How many lines in the listing below contain the string "реконструкцию"? Reply with the number only.

Visual layout listing:
◆ ◆ ◆
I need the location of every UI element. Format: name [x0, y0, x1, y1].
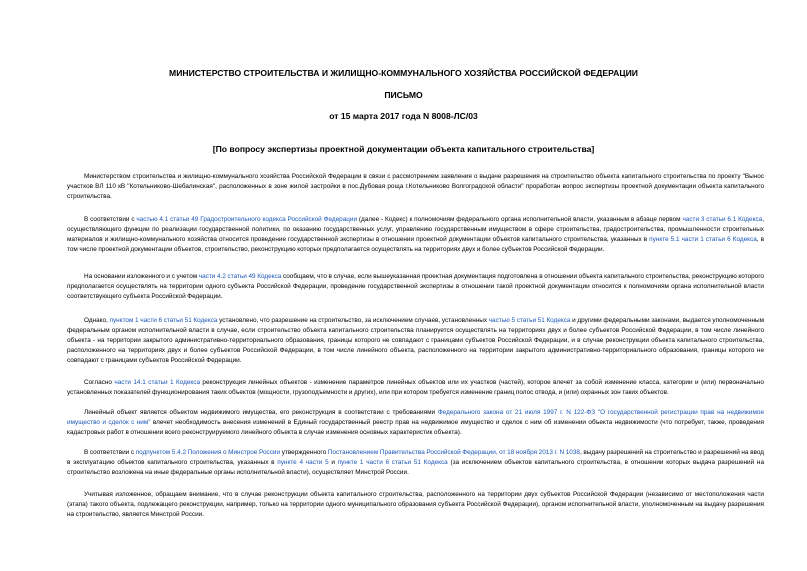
paragraph-text: , в том числе проектной документации объектов, строительство, реконструкцию которых предполагается осуществлять на территориях двух и более субъектов Российской Федерации.: [67, 236, 764, 253]
law-reference-link[interactable]: пункте 1 части 6 статьи 51 Кодекса: [337, 459, 448, 466]
law-reference-link[interactable]: Постановлением Правительства Российской Федерации, от 18 ноября 2013 г. N 1038: [327, 449, 580, 456]
law-reference-link[interactable]: частью 5 статьи 51 Кодекса: [488, 317, 571, 324]
paragraph-text: Учитывая изложенное, обращаем внимание, что в случае реконструкции объекта капитального строительства, расположенного на территории двух субъектов Российской Федерации (независимо от местоположения части (этапа) такого объекта, подлежащего реконструкции, например, только на территории одного муниципального образования субъекта Российской Федерации), органом исполнительной власти, уполномоченным на выдачу разрешения на строительство, является Минстрой России.: [67, 491, 764, 518]
paragraph-text: Однако,: [84, 317, 110, 324]
paragraph-text: (за исключением объектов капитального строительства, в отношении которых выдача разрешений на строительство возложена на иные федеральные органы исполнительной власти), осуществляет Минстрой России.: [67, 459, 764, 476]
paragraph-8: [67, 490, 764, 520]
law-reference-link[interactable]: части 3 статьи 6.1 Кодекса: [682, 216, 763, 223]
paragraph-text: Министерством строительства и жилищно-коммунального хозяйства Российской Федерации в связи с рассмотрением заявления о выдаче разрешения на строительство объекта капитального строительства по проекту "Вынос участков ВЛ 110 кВ "Котельниково-Шебалинская", расположенных в зоне жилой застройки в пос.Дубовая роща г.Котельниково Волгоградской области" проработан вопрос экспертизы проектной документации объекта капитального строительства.: [67, 173, 764, 200]
paragraph-text: Согласно: [84, 379, 115, 386]
document-type: ПИСЬМО: [384, 90, 423, 100]
law-reference-link[interactable]: части 14.1 статьи 1 Кодекса: [114, 379, 200, 386]
paragraph-text: и другими федеральными законами, выдается уполномоченным федеральным органом исполнительной власти в случае, если строительство объекта капитального строительства планируется осуществлять на территориях двух и более субъектов Российской Федерации, в том числе линейного объекта - на территории закрытого административно-территориального образования, границы которого не совпадают с границами субъектов Российской Федерации, и в случае реконструкции объекта капитального строительства, расположенного на территориях двух и более субъектов Российской Федерации, в том числе линейного объекта, расположенного на территории закрытого административно-территориального образования, границы которого не совпадают с границами субъектов Российской Федерации.: [67, 317, 764, 364]
law-reference-link[interactable]: пункте 5.1 части 1 статьи 6 Кодекса: [649, 236, 757, 243]
paragraph-text: В соответствии с: [84, 216, 137, 223]
ministry-title: МИНИСТЕРСТВО СТРОИТЕЛЬСТВА И ЖИЛИЩНО-КОММУНАЛЬНОГО ХОЗЯЙСТВА РОССИЙСКОЙ ФЕДЕРАЦИИ: [169, 68, 638, 78]
paragraph-6: [67, 408, 764, 438]
paragraph-7: [67, 448, 764, 478]
paragraph-text: утвержденного: [280, 449, 328, 456]
law-reference-link[interactable]: подпунктом 5.4.2 Положения о Минстрое России: [135, 449, 281, 456]
law-reference-link[interactable]: частью 4.1 статьи 49 Градостроительного кодекса Российской Федерации: [136, 216, 358, 223]
paragraph-1: [67, 172, 764, 202]
paragraph-text: установлено, что разрешение на строительство, за исключением случаев, установленных: [217, 317, 489, 324]
paragraph-text: (далее - Кодекс) к полномочиям федерального органа исполнительной власти, указанным в абзаце первом: [357, 216, 683, 223]
document-date-number: от 15 марта 2017 года N 8008-ЛС/03: [329, 111, 478, 121]
paragraph-text: и: [328, 459, 338, 466]
paragraph-text: , выдачу разрешений на строительство и разрешений на ввод в эксплуатацию объектов капитального строительства, указанных в: [67, 449, 764, 466]
paragraph-text: На основании изложенного и с учетом: [84, 273, 199, 280]
law-reference-link[interactable]: пункте 4 части 5: [277, 459, 329, 466]
paragraph-3: [67, 272, 764, 302]
paragraph-5: [67, 378, 764, 398]
law-reference-link[interactable]: Федерального закона от 21 июля 1997 г. N 122-ФЗ "О государственной регистрации прав на недвижимое имущество и сделок с ним": [67, 409, 764, 426]
paragraph-text: сообщаем, что в случае, если вышеуказанная проектная документация подготовлена в отношении объекта капитального строительства, реконструкцию которого предполагается осуществлять на территории одного субъекта Российской Федерации, проведение государственной экспертизы в отношении такой проектной документации относится к полномочиям органа исполнительной власти соответствующего субъекта Российской Федерации.: [67, 273, 764, 300]
paragraph-2: [67, 215, 764, 255]
paragraph-4: [67, 316, 764, 366]
law-reference-link[interactable]: части 4.2 статьи 49 Кодекса: [198, 273, 282, 280]
paragraph-text: Линейный объект является объектом недвижимого имущества, его реконструкция в соответствии с требованиями: [84, 409, 438, 416]
paragraph-text: В соответствии с: [84, 449, 136, 456]
paragraph-text: реконструкция линейных объектов - изменение параметров линейных объектов или их участков (частей), которое влечет за собой изменение класса, категории и (или) первоначально установленных показателей функционирования таких объектов (мощности, грузоподъемности и других), или при котором требуется изменение границ полос отвода, и (или) охранных зон таких объектов.: [67, 379, 764, 396]
paragraph-text: , осуществляющего функции по реализации государственной политики, по оказанию государственных услуг, управлению государственным имуществом в сфере строительства, градостроительства, промышленности строительных материалов и жилищно-коммунального хозяйства относится проведение государственной экспертизы в отношении проектной документации объектов капитального строительства, указанных в: [67, 216, 764, 243]
document-subject: [По вопросу экспертизы проектной документации объекта капитального строительства]: [212, 144, 595, 154]
paragraph-text: влечет необходимость внесения изменений в Единый государственный реестр прав на недвижимое имущество и сделок с ним об изменении объекта недвижимости (что потребует, также, проведения кадастровых работ в отношении всего реконструируемого линейного объекта в случае изменения основных характеристик объекта).: [67, 419, 764, 436]
law-reference-link[interactable]: пунктом 1 части 6 статьи 51 Кодекса: [109, 317, 218, 324]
◆ ◆ ◆
» **PROBLEM SOLUTION**
2